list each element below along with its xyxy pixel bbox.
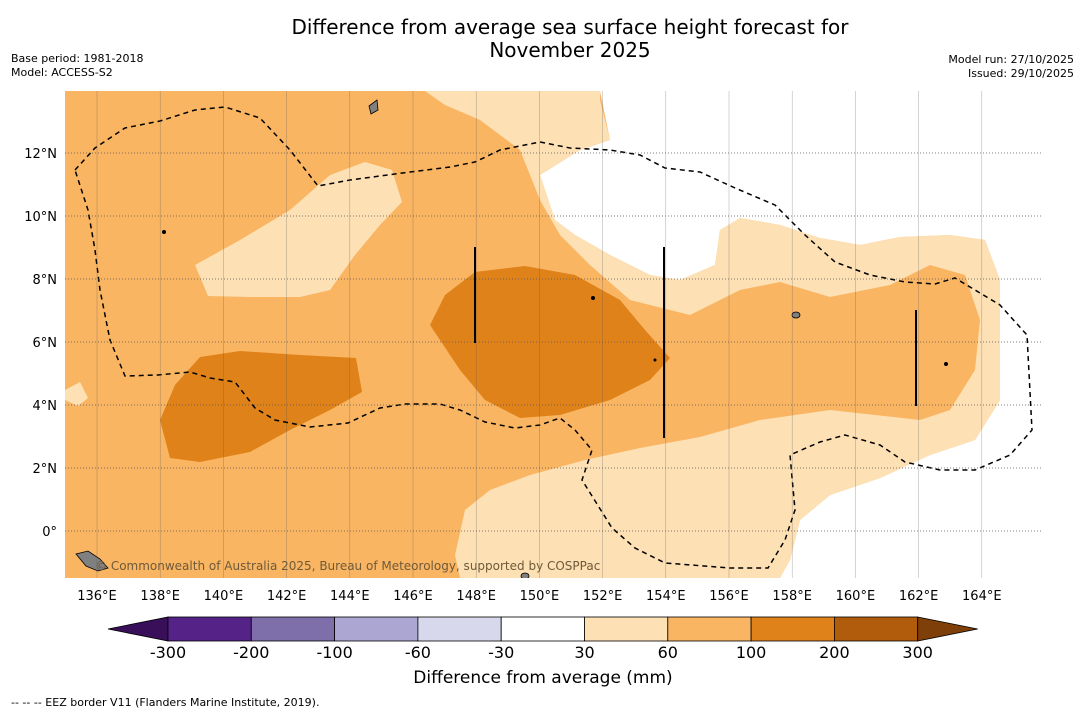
issued-text: Issued: 29/10/2025 bbox=[967, 67, 1074, 80]
lon-tick-label: 152°E bbox=[583, 589, 623, 604]
colorbar-tick-label: 30 bbox=[574, 643, 595, 662]
lon-tick-label: 138°E bbox=[140, 589, 180, 604]
model-run-text: Model run: 27/10/2025 bbox=[948, 53, 1074, 66]
lon-tick-label: 154°E bbox=[646, 589, 686, 604]
footer-eez-note: -- -- -- EEZ border V11 (Flanders Marine… bbox=[11, 696, 320, 709]
lon-tick-label: 162°E bbox=[899, 589, 939, 604]
map-gridlines bbox=[65, 91, 1042, 578]
island-guam bbox=[368, 99, 379, 115]
model-text: Model: ACCESS-S2 bbox=[11, 66, 113, 79]
colorbar-cell bbox=[750, 616, 835, 642]
colorbar-extend-high bbox=[917, 616, 978, 642]
anomaly-30-60-region-edge bbox=[65, 382, 88, 406]
colorbar-cell bbox=[334, 616, 419, 642]
lon-tick-label: 144°E bbox=[330, 589, 370, 604]
lat-tick-label: 2°N bbox=[33, 462, 58, 477]
lat-tick-label: 6°N bbox=[33, 336, 58, 351]
copyright-watermark: © Commonwealth of Australia 2025, Bureau… bbox=[95, 559, 600, 573]
island-new-guinea bbox=[75, 550, 109, 572]
colorbar-tick-label: 100 bbox=[735, 643, 767, 662]
lat-tick-label: 10°N bbox=[24, 210, 57, 225]
colorbar-tick-label: 60 bbox=[657, 643, 678, 662]
lat-tick-label: 0° bbox=[42, 525, 57, 540]
lon-tick-label: 160°E bbox=[836, 589, 876, 604]
longitude-labels: 136°E 138°E 140°E 142°E 144°E 146°E 148°E 150°E… bbox=[77, 589, 1001, 604]
anomaly-neutral-region bbox=[540, 91, 1042, 578]
eez-border bbox=[74, 106, 1033, 569]
colorbar-cell bbox=[500, 616, 585, 642]
colorbar-tick-label: -100 bbox=[316, 643, 353, 662]
island-dot-3 bbox=[944, 362, 948, 366]
colorbar-tick-label: 200 bbox=[819, 643, 850, 662]
anomaly-30-60-region-west bbox=[195, 162, 402, 297]
lon-tick-label: 136°E bbox=[77, 589, 117, 604]
lat-tick-label: 4°N bbox=[33, 399, 58, 414]
colorbar-cell bbox=[417, 616, 502, 642]
colorbar-cell bbox=[167, 616, 252, 642]
lon-tick-label: 164°E bbox=[962, 589, 1002, 604]
lon-tick-label: 140°E bbox=[204, 589, 244, 604]
chart-title-line2: November 2025 bbox=[489, 38, 651, 62]
lon-tick-label: 142°E bbox=[267, 589, 307, 604]
colorbar-tick-label: 300 bbox=[902, 643, 933, 662]
colorbar-tick-label: -60 bbox=[404, 643, 431, 662]
colorbar-cell bbox=[584, 616, 669, 642]
island-bismarck bbox=[520, 572, 530, 578]
island-dot-4 bbox=[653, 358, 657, 362]
island-dot-2 bbox=[591, 296, 595, 300]
anomaly-30-60-region-north bbox=[425, 91, 1000, 578]
colorbar-cell bbox=[250, 616, 336, 642]
colorbar-cell bbox=[834, 616, 919, 642]
lon-tick-label: 156°E bbox=[709, 589, 749, 604]
island-dot-1 bbox=[162, 230, 166, 234]
colorbar-tick-label: -30 bbox=[488, 643, 515, 662]
colorbar-tick-label: -300 bbox=[149, 643, 187, 662]
base-period-text: Base period: 1981-2018 bbox=[11, 52, 144, 65]
lat-tick-label: 8°N bbox=[33, 273, 58, 288]
latitude-labels: 12°N 10°N 8°N 6°N 4°N 2°N 0° bbox=[24, 147, 57, 540]
colorbar-tick-label: -200 bbox=[233, 643, 270, 662]
lon-tick-label: 146°E bbox=[393, 589, 433, 604]
anomaly-100-200-region-central bbox=[430, 266, 670, 418]
lon-tick-label: 148°E bbox=[456, 589, 496, 604]
lon-tick-label: 158°E bbox=[772, 589, 812, 604]
lon-tick-label: 150°E bbox=[520, 589, 560, 604]
colorbar-extend-low bbox=[107, 616, 169, 642]
chart-title-line1: Difference from average sea surface heig… bbox=[291, 15, 849, 39]
colorbar-cell bbox=[667, 616, 752, 642]
lat-tick-label: 12°N bbox=[24, 147, 57, 162]
colorbar-title: Difference from average (mm) bbox=[413, 668, 673, 688]
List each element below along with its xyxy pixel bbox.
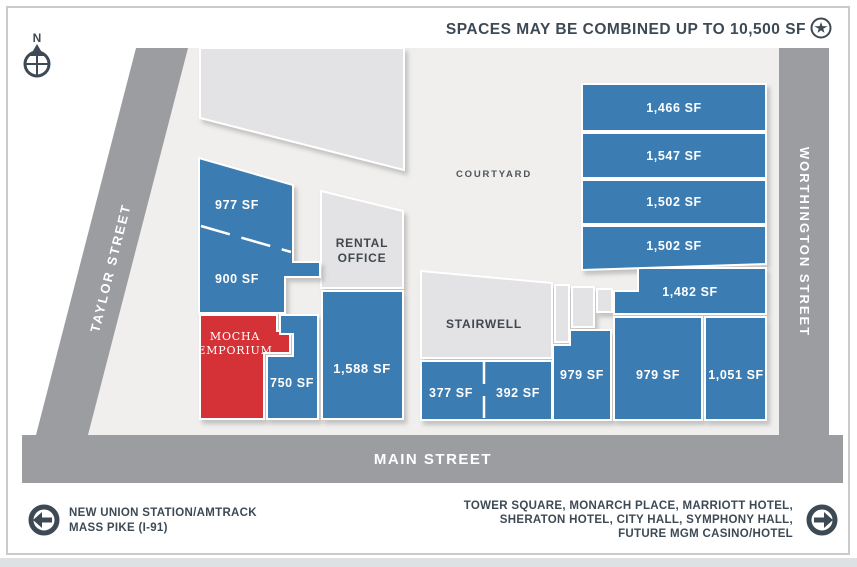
space-1588 [321, 290, 404, 420]
space-1051 [704, 316, 767, 421]
direction-east-line3: FUTURE MGM CASINO/HOTEL [618, 528, 793, 540]
direction-east-line2: SHERATON HOTEL, CITY HALL, SYMPHONY HALL… [500, 514, 793, 526]
label-979-left: 979 SF [560, 368, 604, 382]
label-1502-a: 1,502 SF [646, 195, 702, 209]
label-rental-office-line1: RENTAL [336, 236, 389, 250]
space-1466 [581, 83, 767, 132]
label-mocha-line2: EMPORIUM [197, 344, 272, 357]
spaces [198, 83, 767, 421]
label-1588: 1,588 SF [333, 361, 391, 376]
header: SPACES MAY BE COMBINED UP TO 10,500 SF [446, 17, 832, 39]
direction-east: TOWER SQUARE, MONARCH PLACE, MARRIOTT HO… [464, 500, 838, 540]
arrow-left-icon [28, 504, 60, 536]
space-mocha-emporium [199, 314, 291, 420]
label-1466: 1,466 SF [646, 101, 702, 115]
label-mocha-line1: MOCHA [210, 330, 260, 343]
space-1502-b [581, 225, 767, 272]
street-worthington [779, 48, 829, 435]
street-worthington-label: WORTHINGTON STREET [797, 147, 812, 337]
label-1482: 1,482 SF [662, 285, 718, 299]
label-1502-b: 1,502 SF [646, 239, 702, 253]
direction-west-line1: NEW UNION STATION/AMTRACK [69, 507, 257, 519]
header-note-text: SPACES MAY BE COMBINED UP TO 10,500 SF [446, 21, 806, 38]
label-392: 392 SF [496, 386, 540, 400]
label-750: 750 SF [270, 376, 314, 390]
space-labels: 977 SF 900 SF MOCHA EMPORIUM 750 SF 1,58… [197, 101, 763, 400]
star-icon [810, 17, 832, 39]
label-979-mid: 979 SF [636, 368, 680, 382]
label-1051: 1,051 SF [708, 368, 764, 382]
street-taylor [36, 48, 188, 435]
street-main [22, 435, 843, 483]
page-border [6, 6, 850, 555]
label-courtyard: COURTYARD [456, 169, 532, 180]
stairwell-step-2 [571, 286, 595, 328]
bottom-strip [0, 558, 857, 567]
divider-977-900 [200, 224, 292, 254]
stairwell-step-1 [554, 284, 570, 343]
label-977: 977 SF [215, 198, 259, 212]
direction-west-line2: MASS PIKE (I-91) [69, 522, 168, 534]
direction-east-line1: TOWER SQUARE, MONARCH PLACE, MARRIOTT HO… [464, 500, 793, 512]
street-main-label: MAIN STREET [374, 451, 492, 468]
gray-buildings [199, 47, 613, 359]
compass-n-label: N [33, 31, 42, 45]
label-900: 900 SF [215, 272, 259, 286]
compass-icon: N [23, 31, 51, 78]
stairwell-step-3 [596, 288, 613, 313]
streets: TAYLOR STREET WORTHINGTON STREET MAIN ST… [22, 48, 843, 483]
space-977-900 [198, 156, 321, 314]
space-979-mid [613, 316, 703, 421]
label-stairwell: STAIRWELL [446, 317, 522, 331]
building-stairwell [420, 269, 553, 359]
label-1547: 1,547 SF [646, 149, 702, 163]
building-rental-office [320, 189, 404, 289]
space-1482 [613, 267, 767, 315]
space-750 [266, 314, 319, 420]
space-1502-a [581, 179, 767, 225]
space-979-left [552, 329, 612, 421]
arrow-right-icon [806, 504, 838, 536]
building-unlabeled [199, 47, 405, 172]
space-1547 [581, 132, 767, 179]
direction-west: NEW UNION STATION/AMTRACK MASS PIKE (I-9… [28, 504, 257, 536]
label-377: 377 SF [429, 386, 473, 400]
label-rental-office-line2: OFFICE [338, 251, 387, 265]
area-labels: COURTYARD RENTAL OFFICE STAIRWELL [336, 169, 532, 331]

################

Starting at the line that contains "space-1588 [321, 290, 404, 420]" and ending at the line that contains "compass-n-label: N [33, 31, 42, 45]", both included, arrange the lines of the material as a JSON list of strings, one string per line, with blank lines left out.

[
  "space-1588 [321, 290, 404, 420]",
  "space-1051 [704, 316, 767, 421]",
  "direction-east-line3: FUTURE MGM CASINO/HOTEL [618, 528, 793, 540]",
  "direction-east-line2: SHERATON HOTEL, CITY HALL, SYMPHONY HALL… [500, 514, 793, 526]",
  "label-979-left: 979 SF [560, 368, 604, 382]",
  "label-1502-a: 1,502 SF [646, 195, 702, 209]",
  "label-rental-office-line1: RENTAL [336, 236, 389, 250]",
  "space-1466 [581, 83, 767, 132]",
  "label-mocha-line2: EMPORIUM [197, 344, 272, 357]",
  "spaces [198, 83, 767, 421]",
  "label-1588: 1,588 SF [333, 361, 391, 376]",
  "header: SPACES MAY BE COMBINED UP TO 10,500 SF [446, 17, 832, 39]",
  "direction-east: TOWER SQUARE, MONARCH PLACE, MARRIOTT HO… [464, 500, 838, 540]",
  "arrow-left-icon [28, 504, 60, 536]",
  "space-mocha-emporium [199, 314, 291, 420]",
  "label-1466: 1,466 SF [646, 101, 702, 115]",
  "label-mocha-line1: MOCHA [210, 330, 260, 343]",
  "space-1502-b [581, 225, 767, 272]",
  "street-worthington [779, 48, 829, 435]",
  "street-worthington-label: WORTHINGTON STREET [797, 147, 812, 337]",
  "label-1482: 1,482 SF [662, 285, 718, 299]",
  "label-1502-b: 1,502 SF [646, 239, 702, 253]",
  "direction-west-line1: NEW UNION STATION/AMTRACK [69, 507, 257, 519]",
  "header-note-text: SPACES MAY BE COMBINED UP TO 10,500 SF [446, 21, 806, 38]",
  "label-392: 392 SF [496, 386, 540, 400]",
  "label-750: 750 SF [270, 376, 314, 390]",
  "space-labels: 977 SF 900 SF MOCHA EMPORIUM 750 SF 1,58… [197, 101, 763, 400]",
  "star-icon [810, 17, 832, 39]",
  "label-979-mid: 979 SF [636, 368, 680, 382]",
  "label-1051: 1,051 SF [708, 368, 764, 382]",
  "street-taylor [36, 48, 188, 435]",
  "street-main [22, 435, 843, 483]",
  "page-border [6, 6, 850, 555]",
  "label-courtyard: COURTYARD [456, 169, 532, 180]",
  "stairwell-step-2 [571, 286, 595, 328]",
  "bottom-strip [0, 558, 857, 567]",
  "divider-977-900 [200, 224, 292, 254]",
  "stairwell-step-1 [554, 284, 570, 343]",
  "label-977: 977 SF [215, 198, 259, 212]",
  "direction-west-line2: MASS PIKE (I-91) [69, 522, 168, 534]",
  "direction-east-line1: TOWER SQUARE, MONARCH PLACE, MARRIOTT HO… [464, 500, 793, 512]",
  "street-main-label: MAIN STREET [374, 451, 492, 468]",
  "gray-buildings [199, 47, 613, 359]",
  "compass-n-label: N [33, 31, 42, 45]"
]